(Collected data entries)
## Begin

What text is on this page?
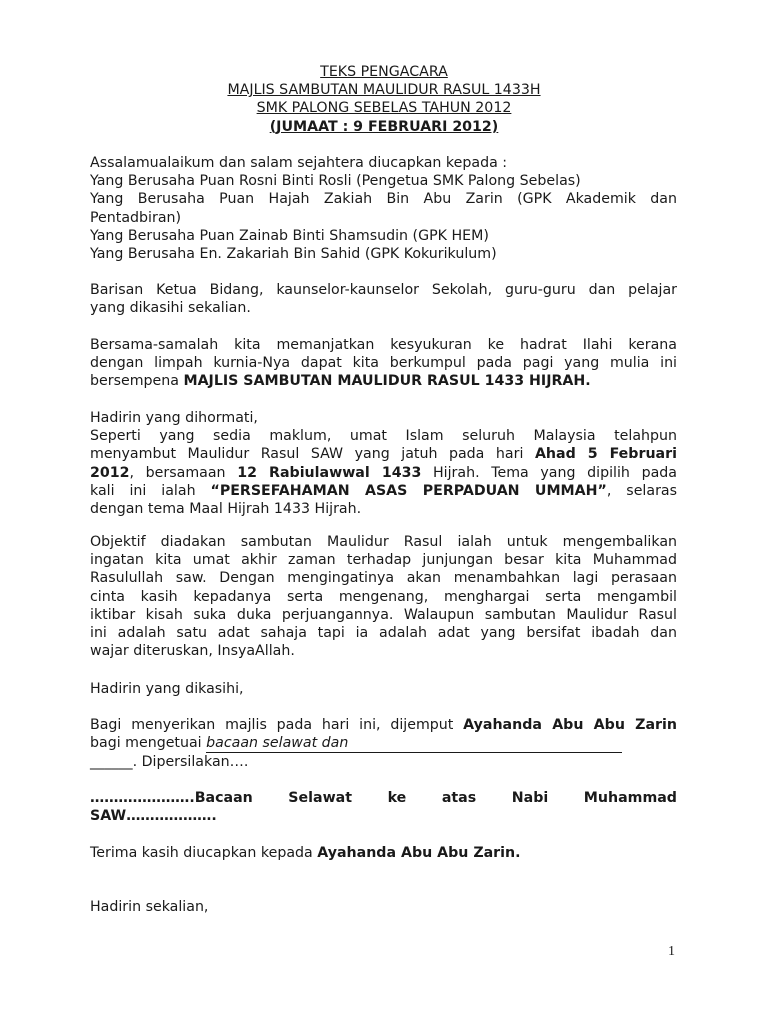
TEKS PENGACARA
MAJLIS SAMBUTAN MAULIDUR RASUL 1433H
SMK PALONG SEBELAS TAHUN 2012
(JUMAAT : 9 FEBRUARI 2012)
Assalamualaikum dan salam sejahtera diucapkan kepada :
Yang Berusaha Puan Rosni Binti Rosli (Pengetua SMK Palong Sebelas)
Yang Berusaha Puan Hajah Zakiah Bin Abu Zarin (GPK Akademik dan
Pentadbiran)
Yang Berusaha Puan Zainab Binti Shamsudin (GPK HEM)
Yang Berusaha En. Zakariah Bin Sahid (GPK Kokurikulum)
Barisan Ketua Bidang, kaunselor-kaunselor Sekolah, guru-guru dan pelajar
yang dikasihi sekalian.
Bersama-samalah kita memanjatkan kesyukuran ke hadrat Ilahi kerana
dengan limpah kurnia-Nya dapat kita berkumpul pada pagi yang mulia ini
bersempena MAJLIS SAMBUTAN MAULIDUR RASUL 1433 HIJRAH.
Hadirin yang dihormati,
Seperti yang sedia maklum, umat Islam seluruh Malaysia telahpun
menyambut Maulidur Rasul SAW yang jatuh pada hari Ahad 5 Februari
2012, bersamaan 12 Rabiulawwal 1433 Hijrah. Tema yang dipilih pada
kali ini ialah “PERSEFAHAMAN ASAS PERPADUAN UMMAH”, selaras
dengan tema Maal Hijrah 1433 Hijrah.
Objektif diadakan sambutan Maulidur Rasul ialah untuk mengembalikan
ingatan kita umat akhir zaman terhadap junjungan besar kita Muhammad
Rasulullah saw. Dengan mengingatinya akan menambahkan lagi perasaan
cinta kasih kepadanya serta mengenang, menghargai serta mengambil
iktibar kisah suka duka perjuangannya. Walaupun sambutan Maulidur Rasul
ini adalah satu adat sahaja tapi ia adalah adat yang bersifat ibadah dan
wajar diteruskan, InsyaAllah.
Hadirin yang dikasihi,
Bagi menyerikan majlis pada hari ini, dijemput Ayahanda Abu Abu Zarin
bagi mengetuai bacaan selawat dan
______. Dipersilakan….
………………….Bacaan	Selawat	ke	atas	Nabi	Muhammad
SAW……………….
Terima kasih diucapkan kepada Ayahanda Abu Abu Zarin.
Hadirin sekalian,
1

## End

What you are asked to do
Quote every record above exactly, leaving out any pictures.

Result of the exercise
What text is on this page?
TEKS PENGACARA
MAJLIS SAMBUTAN MAULIDUR RASUL 1433H
SMK PALONG SEBELAS TAHUN 2012
(JUMAAT : 9 FEBRUARI 2012)
Assalamualaikum dan salam sejahtera diucapkan kepada :
Yang Berusaha Puan Rosni Binti Rosli (Pengetua SMK Palong Sebelas)
Yang Berusaha Puan Hajah Zakiah Bin Abu Zarin (GPK Akademik dan
Pentadbiran)
Yang Berusaha Puan Zainab Binti Shamsudin (GPK HEM)
Yang Berusaha En. Zakariah Bin Sahid (GPK Kokurikulum)
Barisan Ketua Bidang, kaunselor-kaunselor Sekolah, guru-guru dan pelajar
yang dikasihi sekalian.
Bersama-samalah kita memanjatkan kesyukuran ke hadrat Ilahi kerana
dengan limpah kurnia-Nya dapat kita berkumpul pada pagi yang mulia ini
bersempena MAJLIS SAMBUTAN MAULIDUR RASUL 1433 HIJRAH.
Hadirin yang dihormati,
Seperti yang sedia maklum, umat Islam seluruh Malaysia telahpun
menyambut Maulidur Rasul SAW yang jatuh pada hari Ahad 5 Februari
2012, bersamaan 12 Rabiulawwal 1433 Hijrah. Tema yang dipilih pada
kali ini ialah “PERSEFAHAMAN ASAS PERPADUAN UMMAH”, selaras
dengan tema Maal Hijrah 1433 Hijrah.
Objektif diadakan sambutan Maulidur Rasul ialah untuk mengembalikan
ingatan kita umat akhir zaman terhadap junjungan besar kita Muhammad
Rasulullah saw. Dengan mengingatinya akan menambahkan lagi perasaan
cinta kasih kepadanya serta mengenang, menghargai serta mengambil
iktibar kisah suka duka perjuangannya. Walaupun sambutan Maulidur Rasul
ini adalah satu adat sahaja tapi ia adalah adat yang bersifat ibadah dan
wajar diteruskan, InsyaAllah.
Hadirin yang dikasihi,
Bagi menyerikan majlis pada hari ini, dijemput Ayahanda Abu Abu Zarin
bagi mengetuai bacaan selawat dan
______. Dipersilakan….
………………….Bacaan	Selawat	ke	atas	Nabi	Muhammad
SAW……………….
Terima kasih diucapkan kepada Ayahanda Abu Abu Zarin.
Hadirin sekalian,
1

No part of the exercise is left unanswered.